(Entries from a dataset)
· · · ·
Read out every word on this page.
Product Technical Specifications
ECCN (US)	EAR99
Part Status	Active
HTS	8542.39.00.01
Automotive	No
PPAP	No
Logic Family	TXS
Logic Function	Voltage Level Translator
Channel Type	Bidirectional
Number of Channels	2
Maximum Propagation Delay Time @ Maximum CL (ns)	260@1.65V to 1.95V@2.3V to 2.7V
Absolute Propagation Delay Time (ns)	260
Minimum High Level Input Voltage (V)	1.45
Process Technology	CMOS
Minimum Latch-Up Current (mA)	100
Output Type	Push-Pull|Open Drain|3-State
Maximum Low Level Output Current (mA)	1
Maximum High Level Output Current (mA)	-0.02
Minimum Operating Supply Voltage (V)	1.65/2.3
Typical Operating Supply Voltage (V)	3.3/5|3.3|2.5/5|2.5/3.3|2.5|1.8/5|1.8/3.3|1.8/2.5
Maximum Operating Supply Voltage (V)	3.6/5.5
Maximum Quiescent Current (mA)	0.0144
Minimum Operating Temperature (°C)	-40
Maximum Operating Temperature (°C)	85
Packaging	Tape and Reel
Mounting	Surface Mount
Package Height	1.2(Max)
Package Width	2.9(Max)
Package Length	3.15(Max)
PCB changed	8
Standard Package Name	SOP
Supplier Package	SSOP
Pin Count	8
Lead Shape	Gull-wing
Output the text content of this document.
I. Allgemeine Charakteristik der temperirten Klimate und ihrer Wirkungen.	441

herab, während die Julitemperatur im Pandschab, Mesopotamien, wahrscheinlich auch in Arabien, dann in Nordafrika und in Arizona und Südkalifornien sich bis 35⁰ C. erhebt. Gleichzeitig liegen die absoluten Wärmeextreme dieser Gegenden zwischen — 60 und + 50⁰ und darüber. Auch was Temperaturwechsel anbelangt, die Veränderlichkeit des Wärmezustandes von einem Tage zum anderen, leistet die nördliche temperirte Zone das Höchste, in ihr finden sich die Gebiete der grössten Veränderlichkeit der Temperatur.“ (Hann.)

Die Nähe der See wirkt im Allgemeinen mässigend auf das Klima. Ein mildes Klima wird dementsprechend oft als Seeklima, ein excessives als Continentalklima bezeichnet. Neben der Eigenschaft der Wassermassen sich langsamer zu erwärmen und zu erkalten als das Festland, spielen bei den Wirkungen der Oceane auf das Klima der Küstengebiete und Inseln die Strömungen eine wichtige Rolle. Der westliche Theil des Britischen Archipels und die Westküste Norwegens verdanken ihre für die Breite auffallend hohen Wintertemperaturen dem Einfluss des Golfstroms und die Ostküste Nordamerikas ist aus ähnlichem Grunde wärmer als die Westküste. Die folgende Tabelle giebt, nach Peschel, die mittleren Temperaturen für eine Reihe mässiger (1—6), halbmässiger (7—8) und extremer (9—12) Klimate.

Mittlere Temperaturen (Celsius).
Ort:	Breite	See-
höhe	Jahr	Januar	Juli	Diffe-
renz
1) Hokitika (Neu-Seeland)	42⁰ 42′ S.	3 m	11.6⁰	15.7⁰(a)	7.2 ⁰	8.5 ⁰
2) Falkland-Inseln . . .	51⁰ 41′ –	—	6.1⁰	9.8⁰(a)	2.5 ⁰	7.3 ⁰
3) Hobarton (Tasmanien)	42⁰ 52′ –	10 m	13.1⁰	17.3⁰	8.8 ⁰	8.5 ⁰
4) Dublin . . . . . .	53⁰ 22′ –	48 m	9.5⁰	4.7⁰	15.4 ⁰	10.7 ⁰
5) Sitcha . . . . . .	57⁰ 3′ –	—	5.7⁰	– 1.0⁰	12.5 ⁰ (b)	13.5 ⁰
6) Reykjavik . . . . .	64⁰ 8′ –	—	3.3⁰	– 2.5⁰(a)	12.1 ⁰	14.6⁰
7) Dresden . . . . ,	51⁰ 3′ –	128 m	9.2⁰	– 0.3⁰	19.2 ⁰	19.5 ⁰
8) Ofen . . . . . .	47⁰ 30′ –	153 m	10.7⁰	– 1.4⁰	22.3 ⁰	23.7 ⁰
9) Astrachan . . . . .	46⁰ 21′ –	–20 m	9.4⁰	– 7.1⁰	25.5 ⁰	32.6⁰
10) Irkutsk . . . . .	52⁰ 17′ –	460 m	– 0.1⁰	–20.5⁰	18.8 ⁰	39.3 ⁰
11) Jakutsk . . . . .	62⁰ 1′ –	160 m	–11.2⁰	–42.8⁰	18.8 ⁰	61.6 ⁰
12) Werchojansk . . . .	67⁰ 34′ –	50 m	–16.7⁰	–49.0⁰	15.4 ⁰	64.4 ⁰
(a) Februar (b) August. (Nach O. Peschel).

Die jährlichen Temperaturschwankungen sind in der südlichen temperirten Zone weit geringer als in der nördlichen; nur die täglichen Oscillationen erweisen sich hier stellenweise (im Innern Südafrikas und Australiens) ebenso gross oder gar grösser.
· · · ·
What you need to do – Search the listing for the word "temperirten" and return each line that holds it.

Response for this exercise –
I. Allgemeine Charakteristik der temperirten Klimate und ihrer Wirkungen.	441
Die jährlichen Temperaturschwankungen sind in der südlichen temperirten Zone weit geringer als in der nördlichen; nur die täglichen Oscillationen erweisen sich hier stellenweise (im Innern Südafrikas und Australiens) ebenso gross oder gar grösser.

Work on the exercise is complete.